[Collected data entries]
-- start --

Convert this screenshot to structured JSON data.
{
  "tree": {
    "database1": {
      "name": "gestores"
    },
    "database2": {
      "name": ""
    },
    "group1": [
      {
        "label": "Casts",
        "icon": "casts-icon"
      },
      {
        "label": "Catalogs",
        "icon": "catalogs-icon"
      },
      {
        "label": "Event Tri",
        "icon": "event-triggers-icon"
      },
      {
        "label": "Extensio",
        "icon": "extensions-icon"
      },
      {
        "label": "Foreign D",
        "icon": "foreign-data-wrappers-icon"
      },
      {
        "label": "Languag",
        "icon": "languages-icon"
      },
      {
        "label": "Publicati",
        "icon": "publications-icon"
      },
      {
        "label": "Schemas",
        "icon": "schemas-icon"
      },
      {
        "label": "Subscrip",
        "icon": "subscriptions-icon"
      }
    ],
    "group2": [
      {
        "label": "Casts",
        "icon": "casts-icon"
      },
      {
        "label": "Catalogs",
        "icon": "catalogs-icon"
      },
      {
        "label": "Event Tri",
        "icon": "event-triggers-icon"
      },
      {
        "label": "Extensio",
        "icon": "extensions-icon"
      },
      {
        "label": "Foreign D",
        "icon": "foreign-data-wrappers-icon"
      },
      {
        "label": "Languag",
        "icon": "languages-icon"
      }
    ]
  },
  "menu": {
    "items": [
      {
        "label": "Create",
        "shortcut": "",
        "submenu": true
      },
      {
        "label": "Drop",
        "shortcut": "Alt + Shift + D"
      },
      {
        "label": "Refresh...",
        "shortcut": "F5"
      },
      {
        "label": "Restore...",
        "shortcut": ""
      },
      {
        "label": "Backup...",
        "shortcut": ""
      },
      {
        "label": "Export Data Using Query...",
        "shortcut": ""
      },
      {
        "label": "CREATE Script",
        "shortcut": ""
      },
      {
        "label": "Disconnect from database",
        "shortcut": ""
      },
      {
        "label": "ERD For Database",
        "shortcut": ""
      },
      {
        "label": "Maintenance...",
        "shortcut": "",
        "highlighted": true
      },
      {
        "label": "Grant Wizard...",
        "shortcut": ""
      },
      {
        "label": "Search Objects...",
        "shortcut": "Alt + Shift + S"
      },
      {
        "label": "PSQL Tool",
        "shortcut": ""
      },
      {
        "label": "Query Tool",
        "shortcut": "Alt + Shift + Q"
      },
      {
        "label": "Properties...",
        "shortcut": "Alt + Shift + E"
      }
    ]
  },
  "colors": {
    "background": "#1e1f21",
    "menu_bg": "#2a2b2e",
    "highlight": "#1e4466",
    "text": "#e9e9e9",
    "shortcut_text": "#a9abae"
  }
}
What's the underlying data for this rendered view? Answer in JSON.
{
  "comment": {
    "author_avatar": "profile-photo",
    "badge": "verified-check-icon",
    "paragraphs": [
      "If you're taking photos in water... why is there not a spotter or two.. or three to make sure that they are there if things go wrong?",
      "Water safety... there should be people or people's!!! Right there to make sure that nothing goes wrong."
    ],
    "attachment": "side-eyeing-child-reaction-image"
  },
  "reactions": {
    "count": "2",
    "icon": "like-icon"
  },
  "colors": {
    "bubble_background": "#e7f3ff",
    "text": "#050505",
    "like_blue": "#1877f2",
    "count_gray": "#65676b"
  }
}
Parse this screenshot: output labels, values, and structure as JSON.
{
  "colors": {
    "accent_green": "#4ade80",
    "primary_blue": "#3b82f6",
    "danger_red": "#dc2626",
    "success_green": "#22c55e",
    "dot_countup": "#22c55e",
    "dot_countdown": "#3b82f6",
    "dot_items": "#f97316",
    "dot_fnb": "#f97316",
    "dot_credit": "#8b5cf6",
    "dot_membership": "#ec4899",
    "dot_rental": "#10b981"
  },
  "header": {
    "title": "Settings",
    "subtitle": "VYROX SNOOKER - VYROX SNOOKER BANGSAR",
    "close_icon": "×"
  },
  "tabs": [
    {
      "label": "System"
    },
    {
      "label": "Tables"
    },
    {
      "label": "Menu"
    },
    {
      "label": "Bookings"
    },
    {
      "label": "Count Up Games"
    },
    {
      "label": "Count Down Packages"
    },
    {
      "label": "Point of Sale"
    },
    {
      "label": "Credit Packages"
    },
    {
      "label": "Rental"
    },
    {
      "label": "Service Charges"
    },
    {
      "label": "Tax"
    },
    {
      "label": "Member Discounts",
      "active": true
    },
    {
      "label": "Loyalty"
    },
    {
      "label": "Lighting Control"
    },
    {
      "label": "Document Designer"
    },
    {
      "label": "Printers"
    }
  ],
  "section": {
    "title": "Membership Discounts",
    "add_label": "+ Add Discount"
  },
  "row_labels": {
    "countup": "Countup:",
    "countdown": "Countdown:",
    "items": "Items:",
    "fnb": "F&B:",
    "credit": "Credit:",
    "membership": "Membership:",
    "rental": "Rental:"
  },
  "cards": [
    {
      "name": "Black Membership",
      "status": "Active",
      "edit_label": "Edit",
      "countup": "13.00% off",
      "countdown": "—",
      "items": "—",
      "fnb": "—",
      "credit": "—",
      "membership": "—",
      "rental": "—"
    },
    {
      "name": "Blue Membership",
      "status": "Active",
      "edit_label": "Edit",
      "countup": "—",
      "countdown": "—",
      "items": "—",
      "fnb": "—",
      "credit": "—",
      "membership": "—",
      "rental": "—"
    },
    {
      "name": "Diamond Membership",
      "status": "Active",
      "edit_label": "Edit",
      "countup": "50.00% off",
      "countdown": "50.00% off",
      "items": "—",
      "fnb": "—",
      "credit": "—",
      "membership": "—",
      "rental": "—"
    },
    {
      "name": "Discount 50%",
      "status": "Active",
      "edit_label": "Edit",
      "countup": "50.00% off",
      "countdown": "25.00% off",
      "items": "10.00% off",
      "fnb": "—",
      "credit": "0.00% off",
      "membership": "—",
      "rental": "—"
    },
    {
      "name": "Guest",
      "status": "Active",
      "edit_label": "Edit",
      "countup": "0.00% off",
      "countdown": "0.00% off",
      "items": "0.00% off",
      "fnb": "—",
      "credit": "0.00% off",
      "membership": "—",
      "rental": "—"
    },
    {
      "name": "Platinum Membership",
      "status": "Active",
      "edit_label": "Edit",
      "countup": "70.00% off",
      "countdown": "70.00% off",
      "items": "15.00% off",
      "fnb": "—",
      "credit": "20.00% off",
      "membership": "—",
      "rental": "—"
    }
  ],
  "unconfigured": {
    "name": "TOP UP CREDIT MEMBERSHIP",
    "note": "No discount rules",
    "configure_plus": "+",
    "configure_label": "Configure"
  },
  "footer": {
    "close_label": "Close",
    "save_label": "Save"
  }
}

-- end --

Write out the full listing, keeping every line exactly as it is.

**Full answer**
Convert this screenshot to structured JSON data.
{
  "tree": {
    "database1": {
      "name": "gestores"
    },
    "database2": {
      "name": ""
    },
    "group1": [
      {
        "label": "Casts",
        "icon": "casts-icon"
      },
      {
        "label": "Catalogs",
        "icon": "catalogs-icon"
      },
      {
        "label": "Event Tri",
        "icon": "event-triggers-icon"
      },
      {
        "label": "Extensio",
        "icon": "extensions-icon"
      },
      {
        "label": "Foreign D",
        "icon": "foreign-data-wrappers-icon"
      },
      {
        "label": "Languag",
        "icon": "languages-icon"
      },
      {
        "label": "Publicati",
        "icon": "publications-icon"
      },
      {
        "label": "Schemas",
        "icon": "schemas-icon"
      },
      {
        "label": "Subscrip",
        "icon": "subscriptions-icon"
      }
    ],
    "group2": [
      {
        "label": "Casts",
        "icon": "casts-icon"
      },
      {
        "label": "Catalogs",
        "icon": "catalogs-icon"
      },
      {
        "label": "Event Tri",
        "icon": "event-triggers-icon"
      },
      {
        "label": "Extensio",
        "icon": "extensions-icon"
      },
      {
        "label": "Foreign D",
        "icon": "foreign-data-wrappers-icon"
      },
      {
        "label": "Languag",
        "icon": "languages-icon"
      }
    ]
  },
  "menu": {
    "items": [
      {
        "label": "Create",
        "shortcut": "",
        "submenu": true
      },
      {
        "label": "Drop",
        "shortcut": "Alt + Shift + D"
      },
      {
        "label": "Refresh...",
        "shortcut": "F5"
      },
      {
        "label": "Restore...",
        "shortcut": ""
      },
      {
        "label": "Backup...",
        "shortcut": ""
      },
      {
        "label": "Export Data Using Query...",
        "shortcut": ""
      },
      {
        "label": "CREATE Script",
        "shortcut": ""
      },
      {
        "label": "Disconnect from database",
        "shortcut": ""
      },
      {
        "label": "ERD For Database",
        "shortcut": ""
      },
      {
        "label": "Maintenance...",
        "shortcut": "",
        "highlighted": true
      },
      {
        "label": "Grant Wizard...",
        "shortcut": ""
      },
      {
        "label": "Search Objects...",
        "shortcut": "Alt + Shift + S"
      },
      {
        "label": "PSQL Tool",
        "shortcut": ""
      },
      {
        "label": "Query Tool",
        "shortcut": "Alt + Shift + Q"
      },
      {
        "label": "Properties...",
        "shortcut": "Alt + Shift + E"
      }
    ]
  },
  "colors": {
    "background": "#1e1f21",
    "menu_bg": "#2a2b2e",
    "highlight": "#1e4466",
    "text": "#e9e9e9",
    "shortcut_text": "#a9abae"
  }
}
What's the underlying data for this rendered view? Answer in JSON.
{
  "comment": {
    "author_avatar": "profile-photo",
    "badge": "verified-check-icon",
    "paragraphs": [
      "If you're taking photos in water... why is there not a spotter or two.. or three to make sure that they are there if things go wrong?",
      "Water safety... there should be people or people's!!! Right there to make sure that nothing goes wrong."
    ],
    "attachment": "side-eyeing-child-reaction-image"
  },
  "reactions": {
    "count": "2",
    "icon": "like-icon"
  },
  "colors": {
    "bubble_background": "#e7f3ff",
    "text": "#050505",
    "like_blue": "#1877f2",
    "count_gray": "#65676b"
  }
}
Parse this screenshot: output labels, values, and structure as JSON.
{
  "colors": {
    "accent_green": "#4ade80",
    "primary_blue": "#3b82f6",
    "danger_red": "#dc2626",
    "success_green": "#22c55e",
    "dot_countup": "#22c55e",
    "dot_countdown": "#3b82f6",
    "dot_items": "#f97316",
    "dot_fnb": "#f97316",
    "dot_credit": "#8b5cf6",
    "dot_membership": "#ec4899",
    "dot_rental": "#10b981"
  },
  "header": {
    "title": "Settings",
    "subtitle": "VYROX SNOOKER - VYROX SNOOKER BANGSAR",
    "close_icon": "×"
  },
  "tabs": [
    {
      "label": "System"
    },
    {
      "label": "Tables"
    },
    {
      "label": "Menu"
    },
    {
      "label": "Bookings"
    },
    {
      "label": "Count Up Games"
    },
    {
      "label": "Count Down Packages"
    },
    {
      "label": "Point of Sale"
    },
    {
      "label": "Credit Packages"
    },
    {
      "label": "Rental"
    },
    {
      "label": "Service Charges"
    },
    {
      "label": "Tax"
    },
    {
      "label": "Member Discounts",
      "active": true
    },
    {
      "label": "Loyalty"
    },
    {
      "label": "Lighting Control"
    },
    {
      "label": "Document Designer"
    },
    {
      "label": "Printers"
    }
  ],
  "section": {
    "title": "Membership Discounts",
    "add_label": "+ Add Discount"
  },
  "row_labels": {
    "countup": "Countup:",
    "countdown": "Countdown:",
    "items": "Items:",
    "fnb": "F&B:",
    "credit": "Credit:",
    "membership": "Membership:",
    "rental": "Rental:"
  },
  "cards": [
    {
      "name": "Black Membership",
      "status": "Active",
      "edit_label": "Edit",
      "countup": "13.00% off",
      "countdown": "—",
      "items": "—",
      "fnb": "—",
      "credit": "—",
      "membership": "—",
      "rental": "—"
    },
    {
      "name": "Blue Membership",
      "status": "Active",
      "edit_label": "Edit",
      "countup": "—",
      "countdown": "—",
      "items": "—",
      "fnb": "—",
      "credit": "—",
      "membership": "—",
      "rental": "—"
    },
    {
      "name": "Diamond Membership",
      "status": "Active",
      "edit_label": "Edit",
      "countup": "50.00% off",
      "countdown": "50.00% off",
      "items": "—",
      "fnb": "—",
      "credit": "—",
      "membership": "—",
      "rental": "—"
    },
    {
      "name": "Discount 50%",
      "status": "Active",
      "edit_label": "Edit",
      "countup": "50.00% off",
      "countdown": "25.00% off",
      "items": "10.00% off",
      "fnb": "—",
      "credit": "0.00% off",
      "membership": "—",
      "rental": "—"
    },
    {
      "name": "Guest",
      "status": "Active",
      "edit_label": "Edit",
      "countup": "0.00% off",
      "countdown": "0.00% off",
      "items": "0.00% off",
      "fnb": "—",
      "credit": "0.00% off",
      "membership": "—",
      "rental": "—"
    },
    {
      "name": "Platinum Membership",
      "status": "Active",
      "edit_label": "Edit",
      "countup": "70.00% off",
      "countdown": "70.00% off",
      "items": "15.00% off",
      "fnb": "—",
      "credit": "20.00% off",
      "membership": "—",
      "rental": "—"
    }
  ],
  "unconfigured": {
    "name": "TOP UP CREDIT MEMBERSHIP",
    "note": "No discount rules",
    "configure_plus": "+",
    "configure_label": "Configure"
  },
  "footer": {
    "close_label": "Close",
    "save_label": "Save"
  }
}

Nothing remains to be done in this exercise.